The entries need to be copied exactly.

── RECORDS PROVIDED ──

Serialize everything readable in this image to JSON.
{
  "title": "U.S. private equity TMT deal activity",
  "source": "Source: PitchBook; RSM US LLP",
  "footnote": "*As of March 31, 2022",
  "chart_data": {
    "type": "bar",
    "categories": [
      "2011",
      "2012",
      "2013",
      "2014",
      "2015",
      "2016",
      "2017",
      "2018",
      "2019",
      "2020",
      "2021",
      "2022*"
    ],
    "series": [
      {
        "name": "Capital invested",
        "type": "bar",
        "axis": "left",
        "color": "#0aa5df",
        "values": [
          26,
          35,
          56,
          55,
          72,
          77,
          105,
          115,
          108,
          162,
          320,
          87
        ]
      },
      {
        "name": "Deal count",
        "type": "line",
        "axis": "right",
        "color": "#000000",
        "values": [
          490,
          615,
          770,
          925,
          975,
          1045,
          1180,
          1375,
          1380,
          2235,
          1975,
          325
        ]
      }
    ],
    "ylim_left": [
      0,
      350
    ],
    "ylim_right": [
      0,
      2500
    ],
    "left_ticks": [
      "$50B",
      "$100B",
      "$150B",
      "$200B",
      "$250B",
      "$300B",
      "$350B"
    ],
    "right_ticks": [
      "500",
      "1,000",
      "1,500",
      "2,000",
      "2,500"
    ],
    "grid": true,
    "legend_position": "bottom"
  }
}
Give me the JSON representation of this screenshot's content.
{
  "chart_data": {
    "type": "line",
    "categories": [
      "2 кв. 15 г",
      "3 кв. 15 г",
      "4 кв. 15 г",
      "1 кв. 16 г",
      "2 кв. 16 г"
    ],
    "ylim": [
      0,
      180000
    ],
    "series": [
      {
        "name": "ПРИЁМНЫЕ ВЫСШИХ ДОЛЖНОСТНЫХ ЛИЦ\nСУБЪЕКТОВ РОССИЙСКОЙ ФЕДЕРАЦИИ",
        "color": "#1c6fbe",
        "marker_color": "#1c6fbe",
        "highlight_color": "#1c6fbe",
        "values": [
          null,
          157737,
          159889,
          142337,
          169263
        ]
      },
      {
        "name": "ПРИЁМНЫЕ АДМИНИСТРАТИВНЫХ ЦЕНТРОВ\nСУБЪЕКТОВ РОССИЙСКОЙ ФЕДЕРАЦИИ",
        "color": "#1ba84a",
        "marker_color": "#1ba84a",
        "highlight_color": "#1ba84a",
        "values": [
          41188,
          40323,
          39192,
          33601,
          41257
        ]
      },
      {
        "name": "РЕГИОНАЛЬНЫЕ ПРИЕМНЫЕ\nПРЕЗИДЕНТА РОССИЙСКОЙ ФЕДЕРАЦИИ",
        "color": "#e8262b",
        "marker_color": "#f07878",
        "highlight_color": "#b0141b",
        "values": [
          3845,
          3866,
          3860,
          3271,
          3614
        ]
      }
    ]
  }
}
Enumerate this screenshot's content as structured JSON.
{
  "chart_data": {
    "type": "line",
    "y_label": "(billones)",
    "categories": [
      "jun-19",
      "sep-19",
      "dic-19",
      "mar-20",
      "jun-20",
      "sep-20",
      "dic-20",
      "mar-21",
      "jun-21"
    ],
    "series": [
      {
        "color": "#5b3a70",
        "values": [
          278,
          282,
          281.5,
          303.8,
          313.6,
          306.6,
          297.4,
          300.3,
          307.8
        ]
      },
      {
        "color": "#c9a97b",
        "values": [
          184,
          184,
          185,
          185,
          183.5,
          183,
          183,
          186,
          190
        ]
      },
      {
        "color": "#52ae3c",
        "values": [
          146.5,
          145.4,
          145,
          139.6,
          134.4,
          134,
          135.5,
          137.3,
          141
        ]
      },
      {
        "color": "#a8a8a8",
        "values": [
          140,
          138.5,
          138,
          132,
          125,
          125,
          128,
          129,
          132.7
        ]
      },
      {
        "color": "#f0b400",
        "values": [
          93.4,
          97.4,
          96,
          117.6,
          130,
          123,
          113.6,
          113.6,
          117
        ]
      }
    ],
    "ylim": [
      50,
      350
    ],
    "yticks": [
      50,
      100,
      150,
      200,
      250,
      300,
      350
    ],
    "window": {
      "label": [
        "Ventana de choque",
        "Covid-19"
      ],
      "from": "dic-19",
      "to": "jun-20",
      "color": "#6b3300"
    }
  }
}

───

THE RESPONSE.
Serialize everything readable in this image to JSON.
{
  "title": "U.S. private equity TMT deal activity",
  "source": "Source: PitchBook; RSM US LLP",
  "footnote": "*As of March 31, 2022",
  "chart_data": {
    "type": "bar",
    "categories": [
      "2011",
      "2012",
      "2013",
      "2014",
      "2015",
      "2016",
      "2017",
      "2018",
      "2019",
      "2020",
      "2021",
      "2022*"
    ],
    "series": [
      {
        "name": "Capital invested",
        "type": "bar",
        "axis": "left",
        "color": "#0aa5df",
        "values": [
          26,
          35,
          56,
          55,
          72,
          77,
          105,
          115,
          108,
          162,
          320,
          87
        ]
      },
      {
        "name": "Deal count",
        "type": "line",
        "axis": "right",
        "color": "#000000",
        "values": [
          490,
          615,
          770,
          925,
          975,
          1045,
          1180,
          1375,
          1380,
          2235,
          1975,
          325
        ]
      }
    ],
    "ylim_left": [
      0,
      350
    ],
    "ylim_right": [
      0,
      2500
    ],
    "left_ticks": [
      "$50B",
      "$100B",
      "$150B",
      "$200B",
      "$250B",
      "$300B",
      "$350B"
    ],
    "right_ticks": [
      "500",
      "1,000",
      "1,500",
      "2,000",
      "2,500"
    ],
    "grid": true,
    "legend_position": "bottom"
  }
}
Give me the JSON representation of this screenshot's content.
{
  "chart_data": {
    "type": "line",
    "categories": [
      "2 кв. 15 г",
      "3 кв. 15 г",
      "4 кв. 15 г",
      "1 кв. 16 г",
      "2 кв. 16 г"
    ],
    "ylim": [
      0,
      180000
    ],
    "series": [
      {
        "name": "ПРИЁМНЫЕ ВЫСШИХ ДОЛЖНОСТНЫХ ЛИЦ\nСУБЪЕКТОВ РОССИЙСКОЙ ФЕДЕРАЦИИ",
        "color": "#1c6fbe",
        "marker_color": "#1c6fbe",
        "highlight_color": "#1c6fbe",
        "values": [
          null,
          157737,
          159889,
          142337,
          169263
        ]
      },
      {
        "name": "ПРИЁМНЫЕ АДМИНИСТРАТИВНЫХ ЦЕНТРОВ\nСУБЪЕКТОВ РОССИЙСКОЙ ФЕДЕРАЦИИ",
        "color": "#1ba84a",
        "marker_color": "#1ba84a",
        "highlight_color": "#1ba84a",
        "values": [
          41188,
          40323,
          39192,
          33601,
          41257
        ]
      },
      {
        "name": "РЕГИОНАЛЬНЫЕ ПРИЕМНЫЕ\nПРЕЗИДЕНТА РОССИЙСКОЙ ФЕДЕРАЦИИ",
        "color": "#e8262b",
        "marker_color": "#f07878",
        "highlight_color": "#b0141b",
        "values": [
          3845,
          3866,
          3860,
          3271,
          3614
        ]
      }
    ]
  }
}
Enumerate this screenshot's content as structured JSON.
{
  "chart_data": {
    "type": "line",
    "y_label": "(billones)",
    "categories": [
      "jun-19",
      "sep-19",
      "dic-19",
      "mar-20",
      "jun-20",
      "sep-20",
      "dic-20",
      "mar-21",
      "jun-21"
    ],
    "series": [
      {
        "color": "#5b3a70",
        "values": [
          278,
          282,
          281.5,
          303.8,
          313.6,
          306.6,
          297.4,
          300.3,
          307.8
        ]
      },
      {
        "color": "#c9a97b",
        "values": [
          184,
          184,
          185,
          185,
          183.5,
          183,
          183,
          186,
          190
        ]
      },
      {
        "color": "#52ae3c",
        "values": [
          146.5,
          145.4,
          145,
          139.6,
          134.4,
          134,
          135.5,
          137.3,
          141
        ]
      },
      {
        "color": "#a8a8a8",
        "values": [
          140,
          138.5,
          138,
          132,
          125,
          125,
          128,
          129,
          132.7
        ]
      },
      {
        "color": "#f0b400",
        "values": [
          93.4,
          97.4,
          96,
          117.6,
          130,
          123,
          113.6,
          113.6,
          117
        ]
      }
    ],
    "ylim": [
      50,
      350
    ],
    "yticks": [
      50,
      100,
      150,
      200,
      250,
      300,
      350
    ],
    "window": {
      "label": [
        "Ventana de choque",
        "Covid-19"
      ],
      "from": "dic-19",
      "to": "jun-20",
      "color": "#6b3300"
    }
  }
}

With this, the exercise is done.